To do - Using the data beneath, show every line that includes the word "radio".

Records shown -
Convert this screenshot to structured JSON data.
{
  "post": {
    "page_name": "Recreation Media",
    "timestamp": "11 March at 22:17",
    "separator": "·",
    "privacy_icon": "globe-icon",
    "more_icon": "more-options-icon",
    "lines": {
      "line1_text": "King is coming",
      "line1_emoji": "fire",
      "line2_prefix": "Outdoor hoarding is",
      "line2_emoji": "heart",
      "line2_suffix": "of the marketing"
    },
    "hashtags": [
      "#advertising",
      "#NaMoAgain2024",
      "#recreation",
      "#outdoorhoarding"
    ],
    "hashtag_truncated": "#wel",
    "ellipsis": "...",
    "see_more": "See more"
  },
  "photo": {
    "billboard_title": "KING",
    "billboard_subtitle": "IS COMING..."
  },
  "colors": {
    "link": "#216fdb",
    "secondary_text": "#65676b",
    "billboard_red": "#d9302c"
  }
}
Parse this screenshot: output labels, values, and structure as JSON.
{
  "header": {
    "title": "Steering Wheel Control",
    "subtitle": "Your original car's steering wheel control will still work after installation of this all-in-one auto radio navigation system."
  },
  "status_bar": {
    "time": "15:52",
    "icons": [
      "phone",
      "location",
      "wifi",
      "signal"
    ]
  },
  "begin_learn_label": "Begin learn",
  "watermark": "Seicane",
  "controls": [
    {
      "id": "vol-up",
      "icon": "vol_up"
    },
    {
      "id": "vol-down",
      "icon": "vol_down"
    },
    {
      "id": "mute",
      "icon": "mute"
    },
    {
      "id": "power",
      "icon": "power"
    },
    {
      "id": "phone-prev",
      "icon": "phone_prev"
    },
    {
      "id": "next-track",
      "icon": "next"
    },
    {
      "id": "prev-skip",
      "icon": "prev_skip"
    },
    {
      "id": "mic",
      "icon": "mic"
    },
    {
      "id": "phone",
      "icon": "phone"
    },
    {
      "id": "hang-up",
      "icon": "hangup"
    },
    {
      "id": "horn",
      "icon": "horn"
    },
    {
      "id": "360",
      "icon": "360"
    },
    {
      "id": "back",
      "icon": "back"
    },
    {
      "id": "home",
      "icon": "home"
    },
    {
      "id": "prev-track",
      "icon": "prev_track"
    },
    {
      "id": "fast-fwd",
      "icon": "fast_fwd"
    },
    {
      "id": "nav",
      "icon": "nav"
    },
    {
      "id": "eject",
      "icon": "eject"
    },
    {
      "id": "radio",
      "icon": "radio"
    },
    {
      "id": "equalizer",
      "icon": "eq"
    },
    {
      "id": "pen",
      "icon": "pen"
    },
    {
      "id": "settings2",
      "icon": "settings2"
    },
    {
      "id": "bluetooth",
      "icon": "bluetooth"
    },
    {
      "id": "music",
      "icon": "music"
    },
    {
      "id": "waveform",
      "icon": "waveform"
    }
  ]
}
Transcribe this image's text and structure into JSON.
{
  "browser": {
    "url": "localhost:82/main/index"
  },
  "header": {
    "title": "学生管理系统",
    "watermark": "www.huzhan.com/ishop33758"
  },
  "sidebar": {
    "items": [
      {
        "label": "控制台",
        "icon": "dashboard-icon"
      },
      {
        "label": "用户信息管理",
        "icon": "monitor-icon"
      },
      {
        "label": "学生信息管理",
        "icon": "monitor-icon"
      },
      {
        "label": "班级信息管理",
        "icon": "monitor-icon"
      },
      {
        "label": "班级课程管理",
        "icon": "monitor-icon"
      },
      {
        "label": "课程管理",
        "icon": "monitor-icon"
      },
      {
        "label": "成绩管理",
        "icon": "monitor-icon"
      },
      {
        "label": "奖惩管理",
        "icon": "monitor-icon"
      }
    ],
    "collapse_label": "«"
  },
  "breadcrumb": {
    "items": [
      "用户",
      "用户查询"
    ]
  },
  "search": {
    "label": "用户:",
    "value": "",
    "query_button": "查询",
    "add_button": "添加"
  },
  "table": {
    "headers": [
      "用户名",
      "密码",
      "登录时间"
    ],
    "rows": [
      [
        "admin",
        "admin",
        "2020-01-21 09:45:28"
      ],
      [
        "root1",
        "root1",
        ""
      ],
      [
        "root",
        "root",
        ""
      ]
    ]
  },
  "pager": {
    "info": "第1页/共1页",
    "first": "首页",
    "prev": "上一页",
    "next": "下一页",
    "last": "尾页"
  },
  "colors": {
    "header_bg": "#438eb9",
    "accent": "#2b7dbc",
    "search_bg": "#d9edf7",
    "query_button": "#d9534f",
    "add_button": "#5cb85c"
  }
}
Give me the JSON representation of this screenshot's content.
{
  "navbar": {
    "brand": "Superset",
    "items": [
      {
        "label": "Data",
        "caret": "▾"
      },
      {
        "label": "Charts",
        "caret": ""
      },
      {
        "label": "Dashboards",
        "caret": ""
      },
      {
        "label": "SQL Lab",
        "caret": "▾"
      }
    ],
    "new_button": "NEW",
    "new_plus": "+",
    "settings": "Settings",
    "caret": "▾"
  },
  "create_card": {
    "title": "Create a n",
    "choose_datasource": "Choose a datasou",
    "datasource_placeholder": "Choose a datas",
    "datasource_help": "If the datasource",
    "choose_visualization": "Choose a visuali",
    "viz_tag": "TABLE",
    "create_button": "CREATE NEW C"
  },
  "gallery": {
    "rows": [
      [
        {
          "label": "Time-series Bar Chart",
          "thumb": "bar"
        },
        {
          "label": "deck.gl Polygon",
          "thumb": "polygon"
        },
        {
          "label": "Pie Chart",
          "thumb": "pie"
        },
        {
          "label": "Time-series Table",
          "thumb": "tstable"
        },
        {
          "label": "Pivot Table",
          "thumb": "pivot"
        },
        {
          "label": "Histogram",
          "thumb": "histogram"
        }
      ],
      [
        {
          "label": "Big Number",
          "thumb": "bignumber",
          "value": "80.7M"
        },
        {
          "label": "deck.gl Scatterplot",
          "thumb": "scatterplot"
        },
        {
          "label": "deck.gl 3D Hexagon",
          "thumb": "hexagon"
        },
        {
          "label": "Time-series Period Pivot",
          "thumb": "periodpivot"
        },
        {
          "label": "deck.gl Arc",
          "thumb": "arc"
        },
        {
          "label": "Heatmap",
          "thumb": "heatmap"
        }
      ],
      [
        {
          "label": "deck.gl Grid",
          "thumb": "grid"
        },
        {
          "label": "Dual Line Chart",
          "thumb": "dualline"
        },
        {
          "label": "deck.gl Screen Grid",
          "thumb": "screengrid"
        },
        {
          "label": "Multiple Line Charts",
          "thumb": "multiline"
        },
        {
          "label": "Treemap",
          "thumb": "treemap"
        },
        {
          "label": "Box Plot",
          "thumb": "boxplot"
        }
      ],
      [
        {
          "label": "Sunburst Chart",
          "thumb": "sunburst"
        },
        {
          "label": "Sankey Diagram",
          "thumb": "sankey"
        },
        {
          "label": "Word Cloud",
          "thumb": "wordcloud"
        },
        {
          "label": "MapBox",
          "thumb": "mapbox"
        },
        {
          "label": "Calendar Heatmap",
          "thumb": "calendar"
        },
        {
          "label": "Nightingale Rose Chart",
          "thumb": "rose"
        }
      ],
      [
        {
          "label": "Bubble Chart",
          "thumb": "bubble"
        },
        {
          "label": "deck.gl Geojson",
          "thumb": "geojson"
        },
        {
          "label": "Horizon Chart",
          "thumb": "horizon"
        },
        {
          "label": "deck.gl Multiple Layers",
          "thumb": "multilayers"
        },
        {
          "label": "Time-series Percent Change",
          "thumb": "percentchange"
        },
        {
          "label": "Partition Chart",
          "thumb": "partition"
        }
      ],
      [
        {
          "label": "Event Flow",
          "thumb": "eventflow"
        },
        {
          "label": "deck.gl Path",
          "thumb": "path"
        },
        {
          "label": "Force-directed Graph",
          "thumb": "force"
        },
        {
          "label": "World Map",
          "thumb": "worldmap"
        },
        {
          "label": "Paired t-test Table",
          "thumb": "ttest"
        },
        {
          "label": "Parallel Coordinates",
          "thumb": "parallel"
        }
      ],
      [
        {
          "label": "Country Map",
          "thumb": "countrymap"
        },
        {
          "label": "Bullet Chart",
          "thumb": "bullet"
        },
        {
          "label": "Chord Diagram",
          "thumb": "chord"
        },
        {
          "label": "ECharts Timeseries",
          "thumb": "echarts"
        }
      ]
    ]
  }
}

Correct answer -
    "subtitle": "Your original car's steering wheel control will still work after installation of this all-in-one auto radio navigation system."
      "id": "radio",
      "icon": "radio"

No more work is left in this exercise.